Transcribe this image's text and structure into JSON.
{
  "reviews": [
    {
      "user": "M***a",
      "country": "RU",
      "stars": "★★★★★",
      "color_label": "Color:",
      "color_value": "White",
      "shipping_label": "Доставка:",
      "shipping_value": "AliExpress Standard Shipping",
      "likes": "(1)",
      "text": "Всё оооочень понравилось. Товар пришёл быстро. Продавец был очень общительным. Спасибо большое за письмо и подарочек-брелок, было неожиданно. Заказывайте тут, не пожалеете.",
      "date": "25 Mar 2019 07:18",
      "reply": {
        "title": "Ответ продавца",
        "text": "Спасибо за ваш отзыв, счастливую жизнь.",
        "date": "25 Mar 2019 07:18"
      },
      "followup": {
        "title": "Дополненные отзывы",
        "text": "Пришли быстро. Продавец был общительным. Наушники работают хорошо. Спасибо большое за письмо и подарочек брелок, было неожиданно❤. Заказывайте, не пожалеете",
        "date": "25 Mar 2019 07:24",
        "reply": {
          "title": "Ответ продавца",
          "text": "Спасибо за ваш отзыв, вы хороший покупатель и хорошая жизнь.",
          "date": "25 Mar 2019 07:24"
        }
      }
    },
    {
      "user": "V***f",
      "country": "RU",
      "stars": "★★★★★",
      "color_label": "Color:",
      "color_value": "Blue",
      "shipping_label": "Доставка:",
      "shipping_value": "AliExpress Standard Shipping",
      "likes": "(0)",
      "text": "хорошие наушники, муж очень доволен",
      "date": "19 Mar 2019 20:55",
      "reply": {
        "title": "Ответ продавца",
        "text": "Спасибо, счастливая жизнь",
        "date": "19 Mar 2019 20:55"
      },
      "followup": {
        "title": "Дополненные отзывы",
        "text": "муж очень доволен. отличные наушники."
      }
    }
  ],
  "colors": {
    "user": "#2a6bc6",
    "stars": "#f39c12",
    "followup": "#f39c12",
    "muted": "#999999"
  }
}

§ **Objective**
Only the number is needed: state how many lines in the listing contain "date".

§ **Written answer**
6